■ **STATED EXERCISE**:
Reproduce the stretch from "Enumerate the UI" through "sidebar-item-jobs-projects[interactable]: Jobs &", substituting "Download User Documents" for every occurrence of "Export User Documents" and leaving everything else unchanged. Omit the pictures from the answer.

■ **DATA SECTION**:
------------

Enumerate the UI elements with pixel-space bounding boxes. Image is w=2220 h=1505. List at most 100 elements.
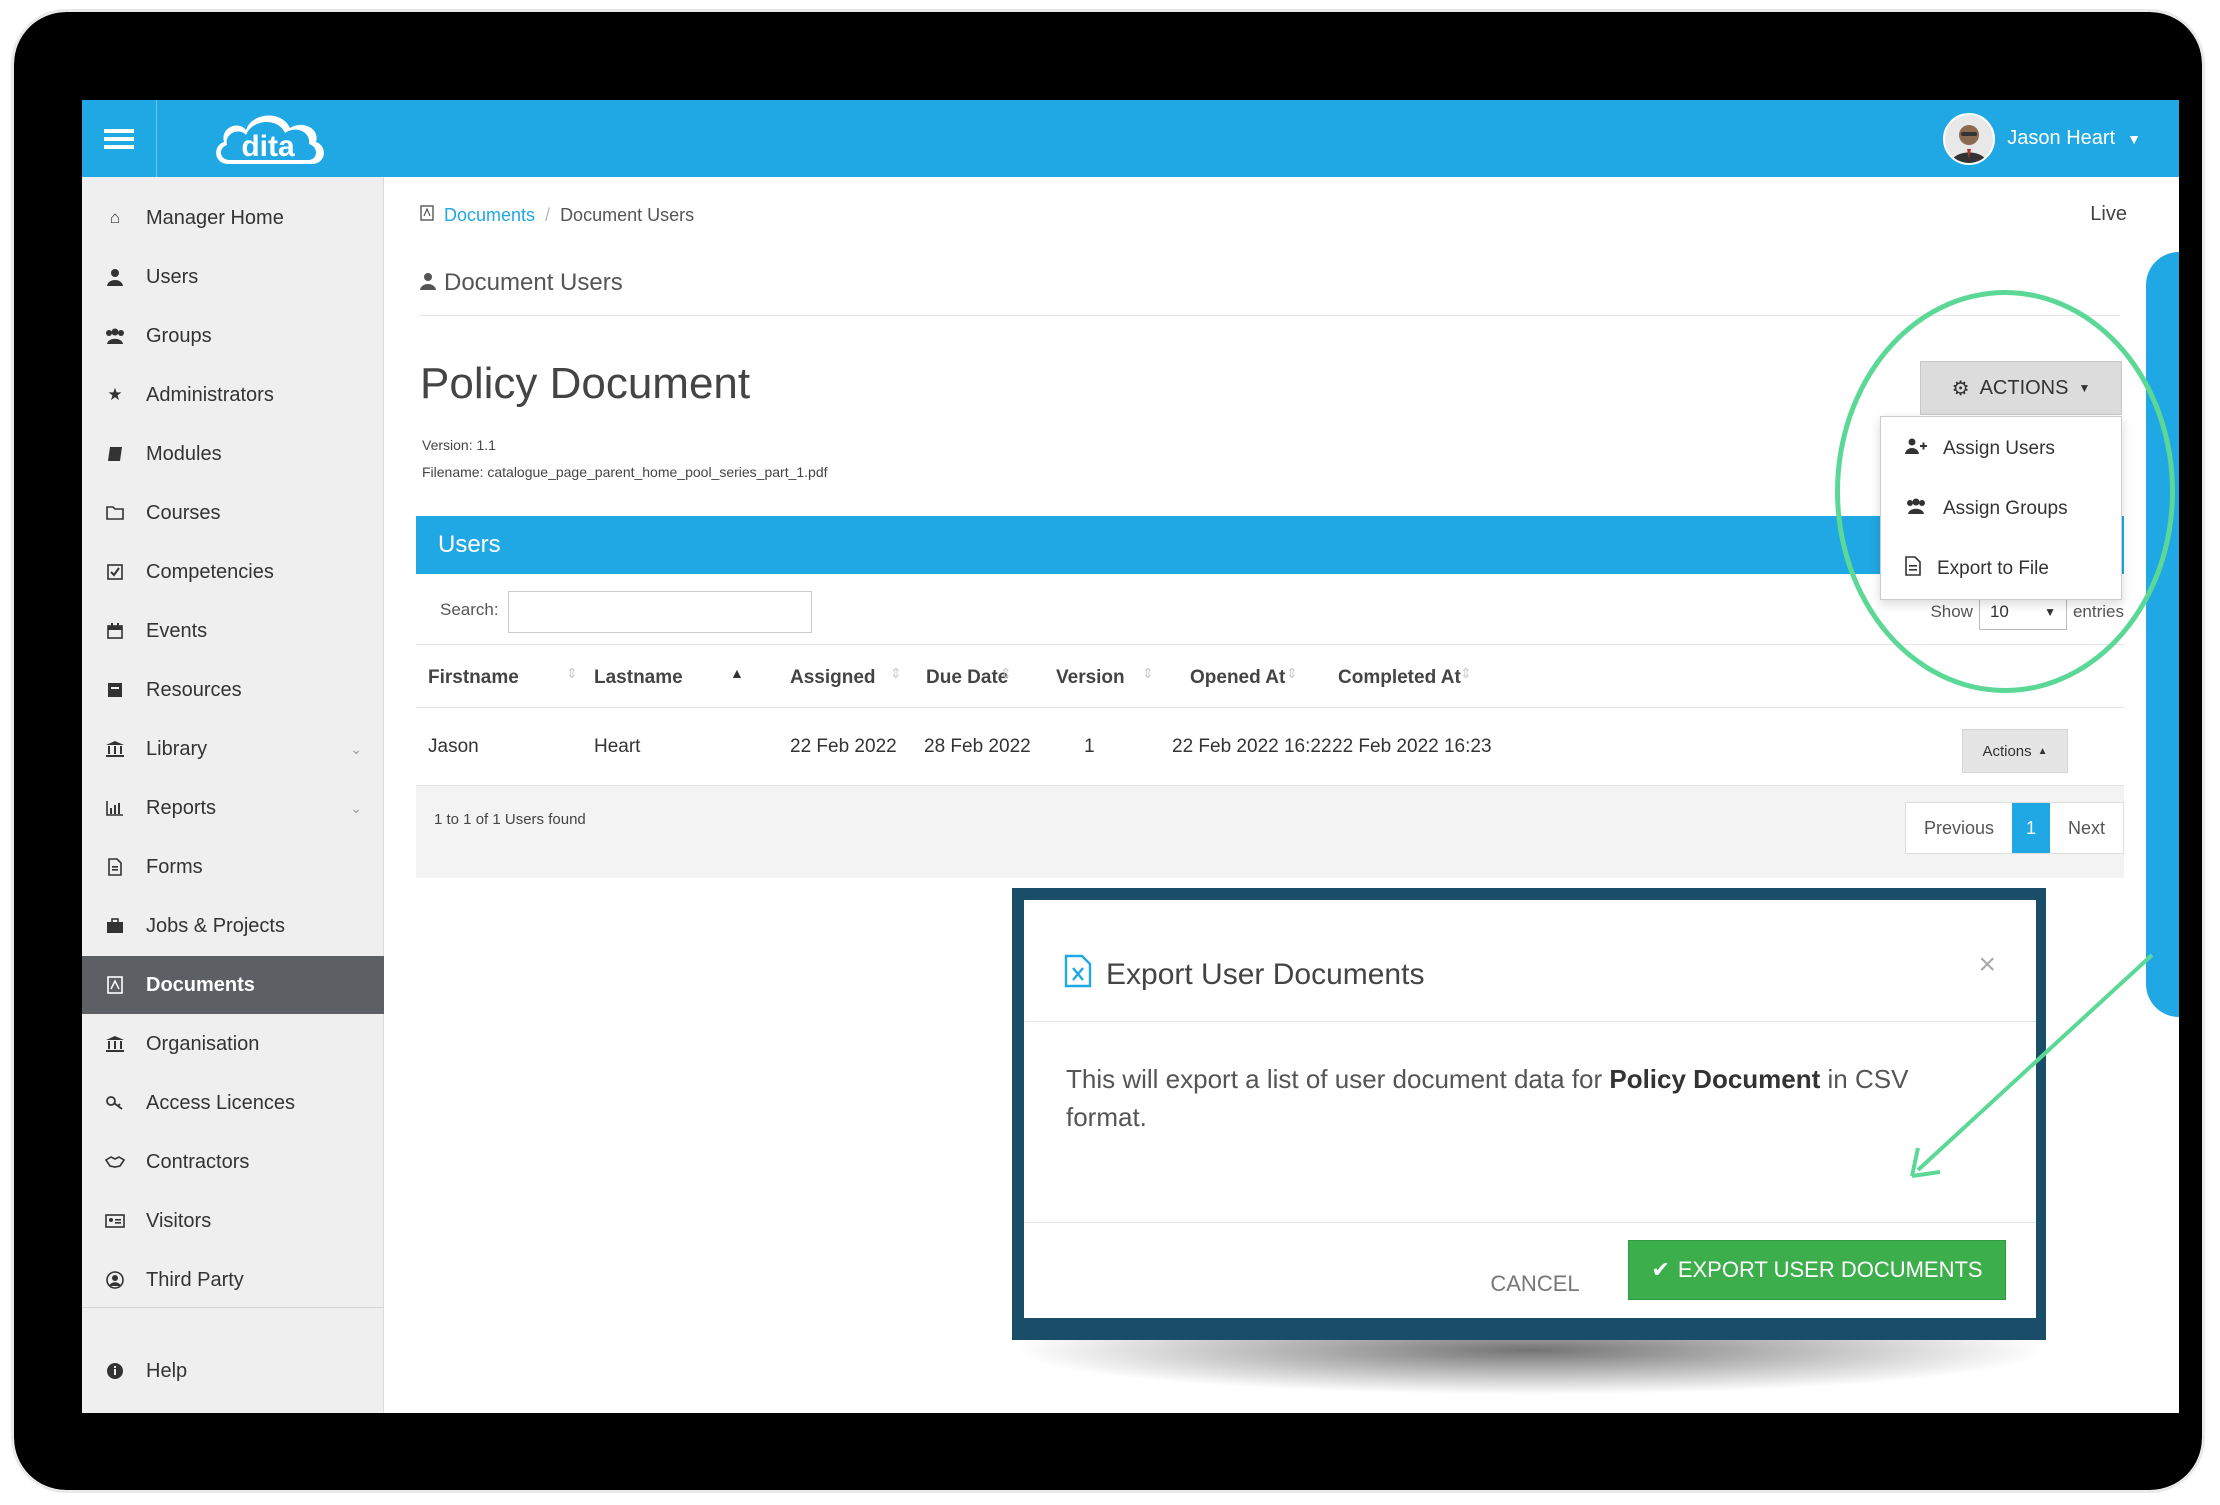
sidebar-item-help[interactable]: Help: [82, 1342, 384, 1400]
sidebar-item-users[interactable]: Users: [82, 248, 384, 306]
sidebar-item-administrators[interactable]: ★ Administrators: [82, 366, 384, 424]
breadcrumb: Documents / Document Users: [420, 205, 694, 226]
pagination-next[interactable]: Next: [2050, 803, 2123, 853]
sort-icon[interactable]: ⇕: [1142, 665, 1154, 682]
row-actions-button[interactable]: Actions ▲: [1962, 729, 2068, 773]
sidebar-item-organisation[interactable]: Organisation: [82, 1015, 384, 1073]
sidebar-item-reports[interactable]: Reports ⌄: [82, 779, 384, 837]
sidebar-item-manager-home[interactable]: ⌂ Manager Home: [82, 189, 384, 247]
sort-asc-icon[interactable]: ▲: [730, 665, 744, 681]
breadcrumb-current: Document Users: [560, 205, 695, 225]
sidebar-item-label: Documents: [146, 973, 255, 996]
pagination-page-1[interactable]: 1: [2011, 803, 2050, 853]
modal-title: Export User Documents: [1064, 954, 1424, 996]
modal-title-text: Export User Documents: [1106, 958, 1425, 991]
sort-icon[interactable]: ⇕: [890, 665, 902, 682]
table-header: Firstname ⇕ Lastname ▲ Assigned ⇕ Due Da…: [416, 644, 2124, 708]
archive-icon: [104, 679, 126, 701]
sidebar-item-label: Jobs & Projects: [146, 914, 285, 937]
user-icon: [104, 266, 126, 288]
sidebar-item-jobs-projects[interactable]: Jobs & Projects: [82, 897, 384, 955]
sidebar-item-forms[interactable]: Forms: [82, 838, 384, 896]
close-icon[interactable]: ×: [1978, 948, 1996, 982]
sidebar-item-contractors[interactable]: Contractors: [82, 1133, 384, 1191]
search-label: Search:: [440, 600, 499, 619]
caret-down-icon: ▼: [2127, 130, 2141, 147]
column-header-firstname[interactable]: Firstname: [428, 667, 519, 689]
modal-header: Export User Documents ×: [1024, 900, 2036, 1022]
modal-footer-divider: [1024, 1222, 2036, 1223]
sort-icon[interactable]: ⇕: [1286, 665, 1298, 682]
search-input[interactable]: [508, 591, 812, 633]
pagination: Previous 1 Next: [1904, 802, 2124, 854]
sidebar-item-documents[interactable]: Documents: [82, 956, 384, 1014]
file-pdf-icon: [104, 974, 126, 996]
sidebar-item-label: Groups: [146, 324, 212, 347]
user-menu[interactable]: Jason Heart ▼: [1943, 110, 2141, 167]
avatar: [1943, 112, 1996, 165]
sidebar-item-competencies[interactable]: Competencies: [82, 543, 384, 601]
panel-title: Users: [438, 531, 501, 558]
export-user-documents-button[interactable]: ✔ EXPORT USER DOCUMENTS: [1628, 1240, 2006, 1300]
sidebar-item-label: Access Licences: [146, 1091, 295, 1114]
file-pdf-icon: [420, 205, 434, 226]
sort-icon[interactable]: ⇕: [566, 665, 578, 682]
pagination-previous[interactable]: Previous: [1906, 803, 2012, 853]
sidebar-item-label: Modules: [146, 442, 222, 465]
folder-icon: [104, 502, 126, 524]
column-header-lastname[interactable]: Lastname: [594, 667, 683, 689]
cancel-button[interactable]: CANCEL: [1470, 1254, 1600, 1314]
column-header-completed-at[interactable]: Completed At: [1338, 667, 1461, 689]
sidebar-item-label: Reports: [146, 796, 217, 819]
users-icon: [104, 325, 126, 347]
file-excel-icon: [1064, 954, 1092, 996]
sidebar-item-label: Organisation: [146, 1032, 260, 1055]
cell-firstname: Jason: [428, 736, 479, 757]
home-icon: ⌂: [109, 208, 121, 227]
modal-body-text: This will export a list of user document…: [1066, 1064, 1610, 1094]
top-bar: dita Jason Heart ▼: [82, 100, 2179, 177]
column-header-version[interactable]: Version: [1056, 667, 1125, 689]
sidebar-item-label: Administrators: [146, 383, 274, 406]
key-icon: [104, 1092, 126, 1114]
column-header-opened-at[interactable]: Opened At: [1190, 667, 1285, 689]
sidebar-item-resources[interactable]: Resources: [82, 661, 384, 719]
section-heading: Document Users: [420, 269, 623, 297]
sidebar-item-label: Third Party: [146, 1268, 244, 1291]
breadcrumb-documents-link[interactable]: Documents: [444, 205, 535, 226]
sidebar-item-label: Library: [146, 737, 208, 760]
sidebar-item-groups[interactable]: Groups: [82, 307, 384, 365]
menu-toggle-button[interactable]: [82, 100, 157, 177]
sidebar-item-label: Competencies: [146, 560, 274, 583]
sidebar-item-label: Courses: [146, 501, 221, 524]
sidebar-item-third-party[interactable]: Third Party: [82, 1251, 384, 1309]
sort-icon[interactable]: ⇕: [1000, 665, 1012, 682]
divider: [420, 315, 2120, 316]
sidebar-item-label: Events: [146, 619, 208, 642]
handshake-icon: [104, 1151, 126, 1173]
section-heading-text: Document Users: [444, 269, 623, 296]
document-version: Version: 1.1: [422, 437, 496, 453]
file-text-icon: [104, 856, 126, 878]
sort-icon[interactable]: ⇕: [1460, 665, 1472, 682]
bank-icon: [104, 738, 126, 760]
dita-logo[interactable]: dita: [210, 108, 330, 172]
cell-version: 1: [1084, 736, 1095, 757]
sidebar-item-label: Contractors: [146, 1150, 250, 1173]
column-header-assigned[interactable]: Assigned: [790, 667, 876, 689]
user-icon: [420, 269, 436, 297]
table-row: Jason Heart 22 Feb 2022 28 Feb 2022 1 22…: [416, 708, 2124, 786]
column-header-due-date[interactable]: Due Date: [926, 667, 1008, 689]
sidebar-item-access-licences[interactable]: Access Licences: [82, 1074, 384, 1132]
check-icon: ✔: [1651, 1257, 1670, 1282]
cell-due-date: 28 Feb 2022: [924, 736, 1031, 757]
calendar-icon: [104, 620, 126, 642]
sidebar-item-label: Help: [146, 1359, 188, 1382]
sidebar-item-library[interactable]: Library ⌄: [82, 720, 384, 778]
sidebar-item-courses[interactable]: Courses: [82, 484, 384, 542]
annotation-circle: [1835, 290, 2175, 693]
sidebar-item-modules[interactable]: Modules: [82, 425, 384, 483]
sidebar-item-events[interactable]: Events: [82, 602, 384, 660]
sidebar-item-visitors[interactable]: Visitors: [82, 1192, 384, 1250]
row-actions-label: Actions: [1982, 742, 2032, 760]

------------

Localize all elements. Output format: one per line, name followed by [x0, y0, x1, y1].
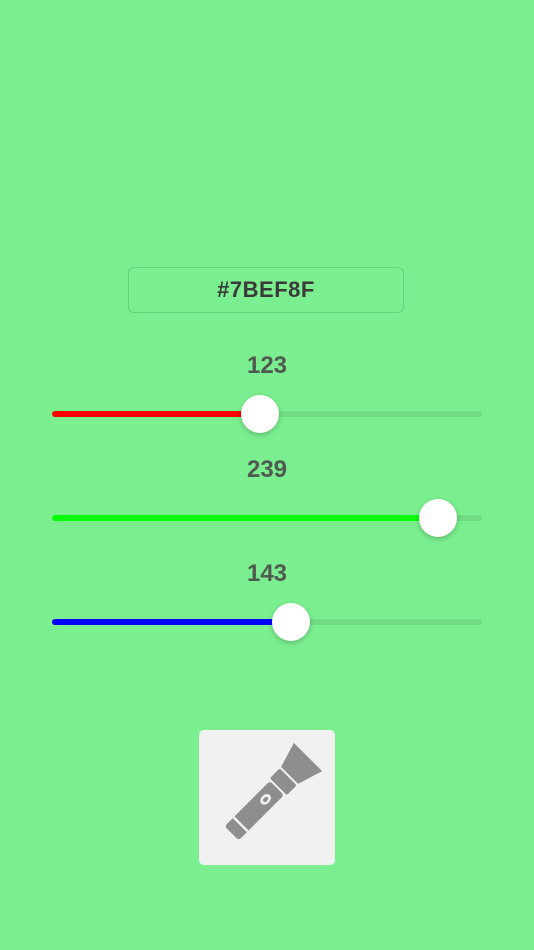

------------

■ **RESPONSE TO THE TASK**:
Enumerate the UI elements with pixel-space bounding boxes. Image is w=2220 h=1505. List at most 100 elements.
sidebar-item-help[interactable]: Help: [82, 1342, 384, 1400]
sidebar-item-users[interactable]: Users: [82, 248, 384, 306]
sidebar-item-administrators[interactable]: ★ Administrators: [82, 366, 384, 424]
breadcrumb: Documents / Document Users: [420, 205, 694, 226]
pagination-next[interactable]: Next: [2050, 803, 2123, 853]
sort-icon[interactable]: ⇕: [1142, 665, 1154, 682]
row-actions-button[interactable]: Actions ▲: [1962, 729, 2068, 773]
sidebar-item-organisation[interactable]: Organisation: [82, 1015, 384, 1073]
sidebar-item-reports[interactable]: Reports ⌄: [82, 779, 384, 837]
sidebar-item-manager-home[interactable]: ⌂ Manager Home: [82, 189, 384, 247]
sort-asc-icon[interactable]: ▲: [730, 665, 744, 681]
breadcrumb-current: Document Users: [560, 205, 695, 225]
sidebar-item-label: Documents: [146, 973, 255, 996]
pagination-page-1[interactable]: 1: [2011, 803, 2050, 853]
modal-title: Download User Documents: [1064, 954, 1424, 996]
modal-title-text: Download User Documents: [1106, 958, 1425, 991]
sort-icon[interactable]: ⇕: [890, 665, 902, 682]
table-header: Firstname ⇕ Lastname ▲ Assigned ⇕ Due Da…: [416, 644, 2124, 708]
archive-icon: [104, 679, 126, 701]
sidebar-item-label: Jobs & Projects: [146, 914, 285, 937]
user-icon: [104, 266, 126, 288]
sidebar-item-jobs-projects[interactable]: Jobs & Projects: [82, 897, 384, 955]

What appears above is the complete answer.